===== Given entries
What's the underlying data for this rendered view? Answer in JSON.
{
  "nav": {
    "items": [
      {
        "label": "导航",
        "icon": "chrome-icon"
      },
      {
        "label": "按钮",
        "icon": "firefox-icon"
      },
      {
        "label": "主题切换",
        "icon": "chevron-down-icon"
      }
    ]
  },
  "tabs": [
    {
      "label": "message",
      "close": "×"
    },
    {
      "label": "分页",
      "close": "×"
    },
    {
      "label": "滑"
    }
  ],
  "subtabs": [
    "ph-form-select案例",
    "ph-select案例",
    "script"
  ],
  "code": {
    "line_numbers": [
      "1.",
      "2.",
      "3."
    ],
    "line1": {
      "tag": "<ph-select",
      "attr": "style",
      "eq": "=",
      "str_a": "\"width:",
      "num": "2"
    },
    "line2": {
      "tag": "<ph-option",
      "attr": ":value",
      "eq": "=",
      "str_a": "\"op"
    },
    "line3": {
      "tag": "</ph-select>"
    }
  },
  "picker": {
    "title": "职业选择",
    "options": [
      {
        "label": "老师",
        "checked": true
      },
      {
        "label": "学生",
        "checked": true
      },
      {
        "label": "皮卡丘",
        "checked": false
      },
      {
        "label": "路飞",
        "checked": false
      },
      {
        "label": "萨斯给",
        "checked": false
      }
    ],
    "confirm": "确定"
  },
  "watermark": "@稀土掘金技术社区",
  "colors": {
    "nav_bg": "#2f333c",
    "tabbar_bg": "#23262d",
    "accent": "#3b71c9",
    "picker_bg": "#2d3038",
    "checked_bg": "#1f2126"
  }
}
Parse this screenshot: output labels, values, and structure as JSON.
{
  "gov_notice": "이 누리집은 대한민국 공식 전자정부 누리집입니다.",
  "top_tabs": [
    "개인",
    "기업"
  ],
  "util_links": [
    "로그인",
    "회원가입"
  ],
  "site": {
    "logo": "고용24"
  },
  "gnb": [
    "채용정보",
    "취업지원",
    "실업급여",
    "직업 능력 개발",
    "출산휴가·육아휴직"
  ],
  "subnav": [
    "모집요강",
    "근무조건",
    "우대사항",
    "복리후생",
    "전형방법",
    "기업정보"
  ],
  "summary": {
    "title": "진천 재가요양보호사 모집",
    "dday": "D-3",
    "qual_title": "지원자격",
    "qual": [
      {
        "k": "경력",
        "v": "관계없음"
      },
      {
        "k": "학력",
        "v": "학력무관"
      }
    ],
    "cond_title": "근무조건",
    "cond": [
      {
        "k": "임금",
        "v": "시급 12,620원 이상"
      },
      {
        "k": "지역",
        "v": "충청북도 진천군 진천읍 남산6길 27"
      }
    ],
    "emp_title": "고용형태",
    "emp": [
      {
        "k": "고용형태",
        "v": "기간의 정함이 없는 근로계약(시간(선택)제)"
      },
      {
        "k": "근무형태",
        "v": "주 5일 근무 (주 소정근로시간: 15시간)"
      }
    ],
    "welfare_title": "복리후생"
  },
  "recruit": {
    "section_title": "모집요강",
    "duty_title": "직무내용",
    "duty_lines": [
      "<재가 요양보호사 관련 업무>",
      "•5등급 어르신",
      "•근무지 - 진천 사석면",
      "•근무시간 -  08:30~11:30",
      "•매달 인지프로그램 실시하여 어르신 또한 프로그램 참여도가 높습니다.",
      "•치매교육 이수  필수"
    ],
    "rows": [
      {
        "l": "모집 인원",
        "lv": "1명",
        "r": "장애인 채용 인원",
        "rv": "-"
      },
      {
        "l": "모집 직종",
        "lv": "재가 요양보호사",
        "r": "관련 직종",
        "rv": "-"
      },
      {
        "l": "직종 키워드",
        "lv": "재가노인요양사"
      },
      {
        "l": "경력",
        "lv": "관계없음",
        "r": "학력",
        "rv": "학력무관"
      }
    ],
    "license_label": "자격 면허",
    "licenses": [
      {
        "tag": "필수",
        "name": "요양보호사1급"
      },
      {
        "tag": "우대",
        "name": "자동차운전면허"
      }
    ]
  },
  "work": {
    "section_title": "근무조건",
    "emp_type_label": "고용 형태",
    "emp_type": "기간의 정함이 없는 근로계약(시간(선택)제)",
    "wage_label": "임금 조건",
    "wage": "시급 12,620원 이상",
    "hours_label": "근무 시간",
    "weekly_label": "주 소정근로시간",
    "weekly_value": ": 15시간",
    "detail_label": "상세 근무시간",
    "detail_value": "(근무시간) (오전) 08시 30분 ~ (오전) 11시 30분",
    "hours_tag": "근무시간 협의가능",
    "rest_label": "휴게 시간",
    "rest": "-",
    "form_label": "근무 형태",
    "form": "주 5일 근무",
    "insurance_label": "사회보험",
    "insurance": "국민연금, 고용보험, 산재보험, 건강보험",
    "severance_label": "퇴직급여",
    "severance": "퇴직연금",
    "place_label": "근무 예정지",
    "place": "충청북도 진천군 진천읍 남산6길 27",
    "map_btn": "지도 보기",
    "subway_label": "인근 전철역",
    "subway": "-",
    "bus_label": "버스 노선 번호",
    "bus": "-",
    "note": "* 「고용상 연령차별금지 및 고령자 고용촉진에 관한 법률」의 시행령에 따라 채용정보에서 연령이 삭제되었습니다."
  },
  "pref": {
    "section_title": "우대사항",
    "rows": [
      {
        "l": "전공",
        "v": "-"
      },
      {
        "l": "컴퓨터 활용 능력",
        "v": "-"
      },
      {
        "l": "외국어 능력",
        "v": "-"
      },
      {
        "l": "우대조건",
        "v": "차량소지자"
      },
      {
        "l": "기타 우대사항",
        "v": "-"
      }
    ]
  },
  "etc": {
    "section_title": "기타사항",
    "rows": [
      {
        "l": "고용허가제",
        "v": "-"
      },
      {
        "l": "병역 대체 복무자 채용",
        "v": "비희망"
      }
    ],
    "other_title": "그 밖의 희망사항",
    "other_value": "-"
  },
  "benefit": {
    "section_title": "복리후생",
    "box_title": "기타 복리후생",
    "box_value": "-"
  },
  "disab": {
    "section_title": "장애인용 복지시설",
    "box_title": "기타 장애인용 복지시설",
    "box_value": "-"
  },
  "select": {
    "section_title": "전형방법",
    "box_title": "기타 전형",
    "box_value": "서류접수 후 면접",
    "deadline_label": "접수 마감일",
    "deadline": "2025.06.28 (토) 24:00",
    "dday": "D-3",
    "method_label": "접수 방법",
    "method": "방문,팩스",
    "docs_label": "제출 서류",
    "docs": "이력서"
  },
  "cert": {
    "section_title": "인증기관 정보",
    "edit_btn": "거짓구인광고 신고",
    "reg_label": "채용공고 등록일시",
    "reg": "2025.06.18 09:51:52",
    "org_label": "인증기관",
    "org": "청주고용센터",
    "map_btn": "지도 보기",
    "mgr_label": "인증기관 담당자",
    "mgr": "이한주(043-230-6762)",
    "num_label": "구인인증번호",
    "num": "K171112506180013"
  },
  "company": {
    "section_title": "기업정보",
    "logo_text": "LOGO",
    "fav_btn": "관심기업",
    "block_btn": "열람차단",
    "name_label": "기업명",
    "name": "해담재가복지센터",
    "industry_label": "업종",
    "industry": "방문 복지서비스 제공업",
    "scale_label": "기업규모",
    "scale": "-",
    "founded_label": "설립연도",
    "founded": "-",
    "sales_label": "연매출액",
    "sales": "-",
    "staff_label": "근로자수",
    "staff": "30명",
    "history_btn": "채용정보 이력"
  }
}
==========
Task description:
Transcribe the material above in its entirety. Match it exactly.

Result:
What's the underlying data for this rendered view? Answer in JSON.
{
  "nav": {
    "items": [
      {
        "label": "导航",
        "icon": "chrome-icon"
      },
      {
        "label": "按钮",
        "icon": "firefox-icon"
      },
      {
        "label": "主题切换",
        "icon": "chevron-down-icon"
      }
    ]
  },
  "tabs": [
    {
      "label": "message",
      "close": "×"
    },
    {
      "label": "分页",
      "close": "×"
    },
    {
      "label": "滑"
    }
  ],
  "subtabs": [
    "ph-form-select案例",
    "ph-select案例",
    "script"
  ],
  "code": {
    "line_numbers": [
      "1.",
      "2.",
      "3."
    ],
    "line1": {
      "tag": "<ph-select",
      "attr": "style",
      "eq": "=",
      "str_a": "\"width:",
      "num": "2"
    },
    "line2": {
      "tag": "<ph-option",
      "attr": ":value",
      "eq": "=",
      "str_a": "\"op"
    },
    "line3": {
      "tag": "</ph-select>"
    }
  },
  "picker": {
    "title": "职业选择",
    "options": [
      {
        "label": "老师",
        "checked": true
      },
      {
        "label": "学生",
        "checked": true
      },
      {
        "label": "皮卡丘",
        "checked": false
      },
      {
        "label": "路飞",
        "checked": false
      },
      {
        "label": "萨斯给",
        "checked": false
      }
    ],
    "confirm": "确定"
  },
  "watermark": "@稀土掘金技术社区",
  "colors": {
    "nav_bg": "#2f333c",
    "tabbar_bg": "#23262d",
    "accent": "#3b71c9",
    "picker_bg": "#2d3038",
    "checked_bg": "#1f2126"
  }
}
Parse this screenshot: output labels, values, and structure as JSON.
{
  "gov_notice": "이 누리집은 대한민국 공식 전자정부 누리집입니다.",
  "top_tabs": [
    "개인",
    "기업"
  ],
  "util_links": [
    "로그인",
    "회원가입"
  ],
  "site": {
    "logo": "고용24"
  },
  "gnb": [
    "채용정보",
    "취업지원",
    "실업급여",
    "직업 능력 개발",
    "출산휴가·육아휴직"
  ],
  "subnav": [
    "모집요강",
    "근무조건",
    "우대사항",
    "복리후생",
    "전형방법",
    "기업정보"
  ],
  "summary": {
    "title": "진천 재가요양보호사 모집",
    "dday": "D-3",
    "qual_title": "지원자격",
    "qual": [
      {
        "k": "경력",
        "v": "관계없음"
      },
      {
        "k": "학력",
        "v": "학력무관"
      }
    ],
    "cond_title": "근무조건",
    "cond": [
      {
        "k": "임금",
        "v": "시급 12,620원 이상"
      },
      {
        "k": "지역",
        "v": "충청북도 진천군 진천읍 남산6길 27"
      }
    ],
    "emp_title": "고용형태",
    "emp": [
      {
        "k": "고용형태",
        "v": "기간의 정함이 없는 근로계약(시간(선택)제)"
      },
      {
        "k": "근무형태",
        "v": "주 5일 근무 (주 소정근로시간: 15시간)"
      }
    ],
    "welfare_title": "복리후생"
  },
  "recruit": {
    "section_title": "모집요강",
    "duty_title": "직무내용",
    "duty_lines": [
      "<재가 요양보호사 관련 업무>",
      "•5등급 어르신",
      "•근무지 - 진천 사석면",
      "•근무시간 -  08:30~11:30",
      "•매달 인지프로그램 실시하여 어르신 또한 프로그램 참여도가 높습니다.",
      "•치매교육 이수  필수"
    ],
    "rows": [
      {
        "l": "모집 인원",
        "lv": "1명",
        "r": "장애인 채용 인원",
        "rv": "-"
      },
      {
        "l": "모집 직종",
        "lv": "재가 요양보호사",
        "r": "관련 직종",
        "rv": "-"
      },
      {
        "l": "직종 키워드",
        "lv": "재가노인요양사"
      },
      {
        "l": "경력",
        "lv": "관계없음",
        "r": "학력",
        "rv": "학력무관"
      }
    ],
    "license_label": "자격 면허",
    "licenses": [
      {
        "tag": "필수",
        "name": "요양보호사1급"
      },
      {
        "tag": "우대",
        "name": "자동차운전면허"
      }
    ]
  },
  "work": {
    "section_title": "근무조건",
    "emp_type_label": "고용 형태",
    "emp_type": "기간의 정함이 없는 근로계약(시간(선택)제)",
    "wage_label": "임금 조건",
    "wage": "시급 12,620원 이상",
    "hours_label": "근무 시간",
    "weekly_label": "주 소정근로시간",
    "weekly_value": ": 15시간",
    "detail_label": "상세 근무시간",
    "detail_value": "(근무시간) (오전) 08시 30분 ~ (오전) 11시 30분",
    "hours_tag": "근무시간 협의가능",
    "rest_label": "휴게 시간",
    "rest": "-",
    "form_label": "근무 형태",
    "form": "주 5일 근무",
    "insurance_label": "사회보험",
    "insurance": "국민연금, 고용보험, 산재보험, 건강보험",
    "severance_label": "퇴직급여",
    "severance": "퇴직연금",
    "place_label": "근무 예정지",
    "place": "충청북도 진천군 진천읍 남산6길 27",
    "map_btn": "지도 보기",
    "subway_label": "인근 전철역",
    "subway": "-",
    "bus_label": "버스 노선 번호",
    "bus": "-",
    "note": "* 「고용상 연령차별금지 및 고령자 고용촉진에 관한 법률」의 시행령에 따라 채용정보에서 연령이 삭제되었습니다."
  },
  "pref": {
    "section_title": "우대사항",
    "rows": [
      {
        "l": "전공",
        "v": "-"
      },
      {
        "l": "컴퓨터 활용 능력",
        "v": "-"
      },
      {
        "l": "외국어 능력",
        "v": "-"
      },
      {
        "l": "우대조건",
        "v": "차량소지자"
      },
      {
        "l": "기타 우대사항",
        "v": "-"
      }
    ]
  },
  "etc": {
    "section_title": "기타사항",
    "rows": [
      {
        "l": "고용허가제",
        "v": "-"
      },
      {
        "l": "병역 대체 복무자 채용",
        "v": "비희망"
      }
    ],
    "other_title": "그 밖의 희망사항",
    "other_value": "-"
  },
  "benefit": {
    "section_title": "복리후생",
    "box_title": "기타 복리후생",
    "box_value": "-"
  },
  "disab": {
    "section_title": "장애인용 복지시설",
    "box_title": "기타 장애인용 복지시설",
    "box_value": "-"
  },
  "select": {
    "section_title": "전형방법",
    "box_title": "기타 전형",
    "box_value": "서류접수 후 면접",
    "deadline_label": "접수 마감일",
    "deadline": "2025.06.28 (토) 24:00",
    "dday": "D-3",
    "method_label": "접수 방법",
    "method": "방문,팩스",
    "docs_label": "제출 서류",
    "docs": "이력서"
  },
  "cert": {
    "section_title": "인증기관 정보",
    "edit_btn": "거짓구인광고 신고",
    "reg_label": "채용공고 등록일시",
    "reg": "2025.06.18 09:51:52",
    "org_label": "인증기관",
    "org": "청주고용센터",
    "map_btn": "지도 보기",
    "mgr_label": "인증기관 담당자",
    "mgr": "이한주(043-230-6762)",
    "num_label": "구인인증번호",
    "num": "K171112506180013"
  },
  "company": {
    "section_title": "기업정보",
    "logo_text": "LOGO",
    "fav_btn": "관심기업",
    "block_btn": "열람차단",
    "name_label": "기업명",
    "name": "해담재가복지센터",
    "industry_label": "업종",
    "industry": "방문 복지서비스 제공업",
    "scale_label": "기업규모",
    "scale": "-",
    "founded_label": "설립연도",
    "founded": "-",
    "sales_label": "연매출액",
    "sales": "-",
    "staff_label": "근로자수",
    "staff": "30명",
    "history_btn": "채용정보 이력"
  }
}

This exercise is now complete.